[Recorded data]
══════

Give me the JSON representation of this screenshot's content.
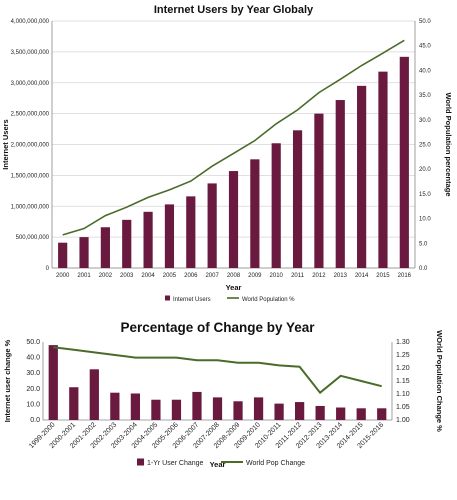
{
  "chart_data": [
    {
      "type": "bar",
      "title": "Internet Users by Year Globaly",
      "xlabel": "Year",
      "ylabel": "Internet Users",
      "y2label": "World Population percentage",
      "categories": [
        "2000",
        "2001",
        "2002",
        "2003",
        "2004",
        "2005",
        "2006",
        "2007",
        "2008",
        "2009",
        "2010",
        "2011",
        "2012",
        "2013",
        "2014",
        "2015",
        "2016"
      ],
      "ylim": [
        0,
        4000000000
      ],
      "yticks": [
        "0",
        "500,000,000",
        "1,000,000,000",
        "1,500,000,000",
        "2,000,000,000",
        "2,500,000,000",
        "3,000,000,000",
        "3,500,000,000",
        "4,000,000,000"
      ],
      "y2lim": [
        0,
        50
      ],
      "y2ticks": [
        "0.0",
        "5.0",
        "10.0",
        "15.0",
        "20.0",
        "25.0",
        "30.0",
        "35.0",
        "40.0",
        "45.0",
        "50.0"
      ],
      "legend_position": "bottom",
      "series": [
        {
          "name": "Internet Users",
          "kind": "bar",
          "axis": "left",
          "color": "#6b1a3f",
          "values": [
            410000000,
            500000000,
            660000000,
            780000000,
            910000000,
            1030000000,
            1160000000,
            1370000000,
            1570000000,
            1760000000,
            2020000000,
            2230000000,
            2500000000,
            2720000000,
            2950000000,
            3180000000,
            3420000000
          ]
        },
        {
          "name": "World Population %",
          "kind": "line",
          "axis": "right",
          "color": "#4a6b2a",
          "values": [
            6.7,
            8.0,
            10.6,
            12.3,
            14.3,
            15.8,
            17.6,
            20.6,
            23.2,
            25.8,
            29.2,
            32.0,
            35.5,
            38.2,
            41.0,
            43.5,
            46.1
          ]
        }
      ]
    },
    {
      "type": "bar",
      "title": "Percentage of Change by Year",
      "xlabel": "Year",
      "ylabel": "Internet user change %",
      "y2label": "WOrld Population Change %",
      "categories": [
        "1999-2000",
        "2000-2001",
        "2001-2002",
        "2002-2003",
        "2003-2004",
        "2004-2005",
        "2005-2006",
        "2006-2007",
        "2007-2008",
        "2008-2009",
        "2009-2010",
        "2010-2011",
        "2011-2012",
        "2012-2013",
        "2013-2014",
        "2014-2015",
        "2015-2016"
      ],
      "ylim": [
        0,
        50
      ],
      "yticks": [
        "0.0",
        "10.0",
        "20.0",
        "30.0",
        "40.0",
        "50.0"
      ],
      "y2lim": [
        1.0,
        1.3
      ],
      "y2ticks": [
        "1.00",
        "1.05",
        "1.10",
        "1.15",
        "1.20",
        "1.25",
        "1.30"
      ],
      "legend_position": "bottom",
      "series": [
        {
          "name": "1-Yr User Change",
          "kind": "bar",
          "axis": "left",
          "color": "#6b1a3f",
          "values": [
            48,
            21,
            32.5,
            17.5,
            17,
            13,
            13,
            18,
            14.5,
            12,
            14.5,
            10.5,
            11.5,
            9,
            8,
            7.5,
            7.5
          ]
        },
        {
          "name": "World Pop Change",
          "kind": "line",
          "axis": "right",
          "color": "#4a6b2a",
          "values": [
            1.28,
            1.27,
            1.26,
            1.25,
            1.24,
            1.24,
            1.24,
            1.23,
            1.23,
            1.22,
            1.22,
            1.21,
            1.205,
            1.105,
            1.17,
            1.15,
            1.13
          ]
        }
      ]
    }
  ]
}
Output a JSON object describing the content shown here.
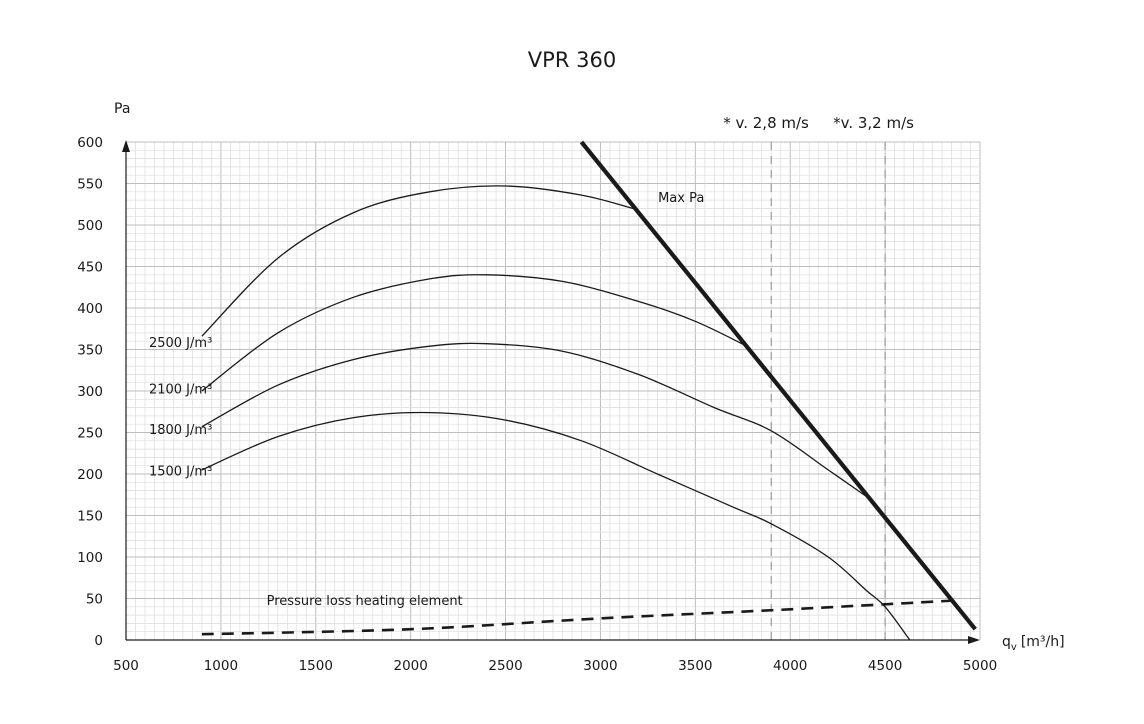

══════

Task description: Give only the number of lines in the entries that contain "JSON".

Finished task: 2